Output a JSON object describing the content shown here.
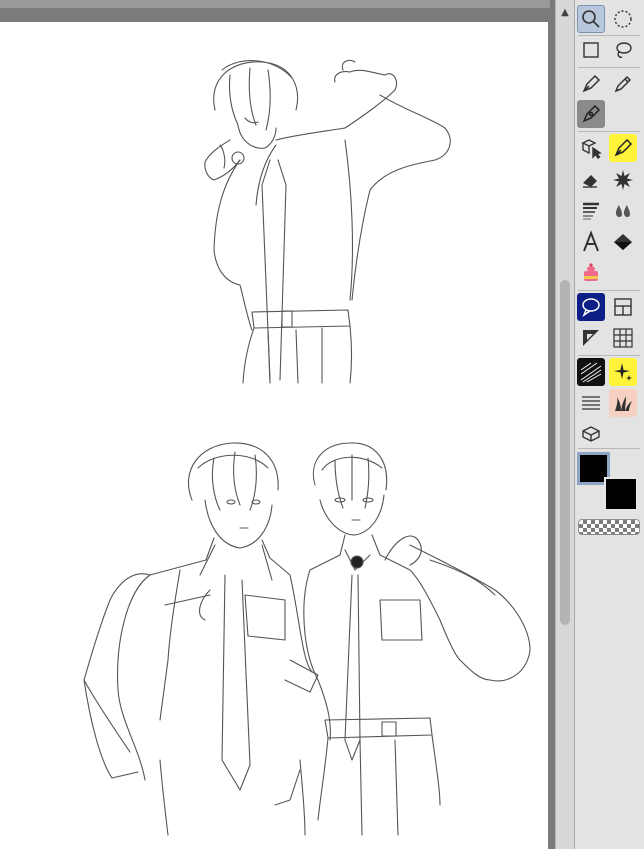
{
  "canvas": {
    "background": "#ffffff",
    "sketch_color": "#555555"
  },
  "toolbar": {
    "tools": [
      {
        "name": "zoom",
        "icon": "magnifier-icon",
        "selected": true
      },
      {
        "name": "lasso-select",
        "icon": "dotted-lasso-icon",
        "selected": false
      },
      {
        "name": "rect-select",
        "icon": "rectangle-select-icon",
        "selected": false
      },
      {
        "name": "lasso",
        "icon": "lasso-icon",
        "selected": false
      },
      {
        "name": "pen",
        "icon": "pen-nib-icon",
        "selected": false
      },
      {
        "name": "pencil",
        "icon": "pencil-icon",
        "selected": false
      },
      {
        "name": "ink-pen",
        "icon": "ink-pen-icon",
        "selected": true
      },
      {
        "name": "object",
        "icon": "object-cursor-icon",
        "selected": false
      },
      {
        "name": "marker",
        "icon": "yellow-pen-icon",
        "selected": false
      },
      {
        "name": "eraser",
        "icon": "eraser-icon",
        "selected": false
      },
      {
        "name": "decoration",
        "icon": "sparkle-burst-icon",
        "selected": false
      },
      {
        "name": "gradient",
        "icon": "gradient-lines-icon",
        "selected": false
      },
      {
        "name": "blend",
        "icon": "droplets-icon",
        "selected": false
      },
      {
        "name": "text",
        "icon": "text-a-icon",
        "selected": false
      },
      {
        "name": "fill",
        "icon": "fill-bucket-icon",
        "selected": false
      },
      {
        "name": "cake",
        "icon": "cake-icon",
        "selected": false
      },
      {
        "name": "balloon",
        "icon": "speech-balloon-icon",
        "selected": false
      },
      {
        "name": "frame",
        "icon": "frame-border-icon",
        "selected": false
      },
      {
        "name": "ruler",
        "icon": "triangle-ruler-icon",
        "selected": false
      },
      {
        "name": "perspective",
        "icon": "perspective-grid-icon",
        "selected": false
      },
      {
        "name": "speedlines",
        "icon": "speed-lines-icon",
        "selected": false
      },
      {
        "name": "effect",
        "icon": "star-effect-icon",
        "selected": false
      },
      {
        "name": "hatching",
        "icon": "hatching-lines-icon",
        "selected": false
      },
      {
        "name": "grass",
        "icon": "grass-icon",
        "selected": false
      },
      {
        "name": "3d-object",
        "icon": "cube-icon",
        "selected": false
      }
    ]
  },
  "colors": {
    "main": "#000000",
    "sub": "#000000",
    "transparent": "checkered"
  }
}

= Given task =
Read through the lines above and collect those that contain the string "gradient".

= Task output =
        "name": "gradient",
        "icon": "gradient-lines-icon",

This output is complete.